▶ **GIVEN TEXT**:
_ _ _ _ _ _ _

I have been so often and so sincerely warned against what is taken for granted to be the patent danger of operating explosive engines under masses of inflammable gases that I may be pardoned for stopping a moment to disclaim undue or thoughtless rashness.
Very naturally, from the first, the question of physical danger to myself called for consideration. I was the interested party, and I tried to view the question from all points. Well, the outcome of these meditations was to make me fear fire very little, while doubting other possibilities against which no one ever dreamed of warning me.
THE QUESTION OF PHYSICAL DANGER
I remember that while working on the first of all my air-ships in that little carpenter shop of the Rue du Colisée I used to wonder how the vibrations of the petroleum motor would affect the system when it got in the air.
In those days we did not have the noiseless automobiles, free from great vibration, of the present. Nowadays, even the colossal 80 and 90 horse-power motors of the latest racing types can be started and stopped as gently as those great steel hammers in iron foundries, whose engineers make a trick of cracking the top of an egg with them without breaking the rest of the shell.

_ _ _ _ _ _ _

▶ **PROMPT**: From the passage on the danger of air-ship motors, copy everything from "I have been" down to "in the air.", switching "petroleum motor" to "gasoline engine".

_ _ _ _ _ _ _

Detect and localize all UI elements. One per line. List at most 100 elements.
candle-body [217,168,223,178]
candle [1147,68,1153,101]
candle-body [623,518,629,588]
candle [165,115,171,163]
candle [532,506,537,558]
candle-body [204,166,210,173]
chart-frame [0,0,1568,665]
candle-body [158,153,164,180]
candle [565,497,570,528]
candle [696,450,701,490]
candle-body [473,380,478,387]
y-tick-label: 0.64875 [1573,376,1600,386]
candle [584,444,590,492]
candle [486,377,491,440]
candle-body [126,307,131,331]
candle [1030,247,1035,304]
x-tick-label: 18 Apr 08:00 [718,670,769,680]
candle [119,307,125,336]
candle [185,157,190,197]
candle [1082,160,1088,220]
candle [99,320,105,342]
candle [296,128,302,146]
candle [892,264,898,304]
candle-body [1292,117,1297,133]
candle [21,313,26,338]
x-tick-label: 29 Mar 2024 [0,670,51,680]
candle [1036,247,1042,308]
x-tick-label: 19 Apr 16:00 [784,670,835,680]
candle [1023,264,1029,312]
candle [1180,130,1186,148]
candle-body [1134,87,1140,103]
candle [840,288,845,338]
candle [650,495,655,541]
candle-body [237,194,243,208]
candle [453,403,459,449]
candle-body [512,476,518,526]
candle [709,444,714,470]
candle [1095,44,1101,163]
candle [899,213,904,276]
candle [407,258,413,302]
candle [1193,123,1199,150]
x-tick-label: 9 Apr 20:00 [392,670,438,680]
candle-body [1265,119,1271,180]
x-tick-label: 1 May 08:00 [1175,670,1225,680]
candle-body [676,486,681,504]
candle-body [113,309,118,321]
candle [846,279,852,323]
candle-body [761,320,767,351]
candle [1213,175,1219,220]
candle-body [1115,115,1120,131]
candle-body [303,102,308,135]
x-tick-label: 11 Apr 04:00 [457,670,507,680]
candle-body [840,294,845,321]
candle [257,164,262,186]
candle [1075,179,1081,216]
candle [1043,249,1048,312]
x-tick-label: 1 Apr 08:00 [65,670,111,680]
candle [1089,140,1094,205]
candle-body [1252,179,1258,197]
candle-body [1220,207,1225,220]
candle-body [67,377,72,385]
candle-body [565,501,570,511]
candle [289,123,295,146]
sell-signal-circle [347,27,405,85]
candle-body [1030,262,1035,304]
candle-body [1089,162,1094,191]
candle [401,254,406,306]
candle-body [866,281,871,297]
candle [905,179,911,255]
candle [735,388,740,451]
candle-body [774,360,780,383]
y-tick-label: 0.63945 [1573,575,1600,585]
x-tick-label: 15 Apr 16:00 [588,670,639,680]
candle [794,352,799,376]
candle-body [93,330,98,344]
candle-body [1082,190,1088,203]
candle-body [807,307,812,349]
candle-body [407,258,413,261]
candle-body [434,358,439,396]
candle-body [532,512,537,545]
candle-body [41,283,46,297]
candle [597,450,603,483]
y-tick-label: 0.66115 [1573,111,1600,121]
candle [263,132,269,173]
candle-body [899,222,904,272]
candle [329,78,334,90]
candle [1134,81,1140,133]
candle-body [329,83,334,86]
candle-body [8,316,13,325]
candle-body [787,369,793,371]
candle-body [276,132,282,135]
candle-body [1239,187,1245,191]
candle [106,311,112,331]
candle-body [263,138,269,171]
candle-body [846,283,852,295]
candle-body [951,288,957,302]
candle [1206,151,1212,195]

_ _ _ _ _ _ _

▶ **RESULT OF THIS TASK**:
I have been so often and so sincerely warned against what is taken for granted to be the patent danger of operating explosive engines under masses of inflammable gases that I may be pardoned for stopping a moment to disclaim undue or thoughtless rashness.
Very naturally, from the first, the question of physical danger to myself called for consideration. I was the interested party, and I tried to view the question from all points. Well, the outcome of these meditations was to make me fear fire very little, while doubting other possibilities against which no one ever dreamed of warning me.
THE QUESTION OF PHYSICAL DANGER
I remember that while working on the first of all my air-ships in that little carpenter shop of the Rue du Colisée I used to wonder how the vibrations of the gasoline engine would affect the system when it got in the air.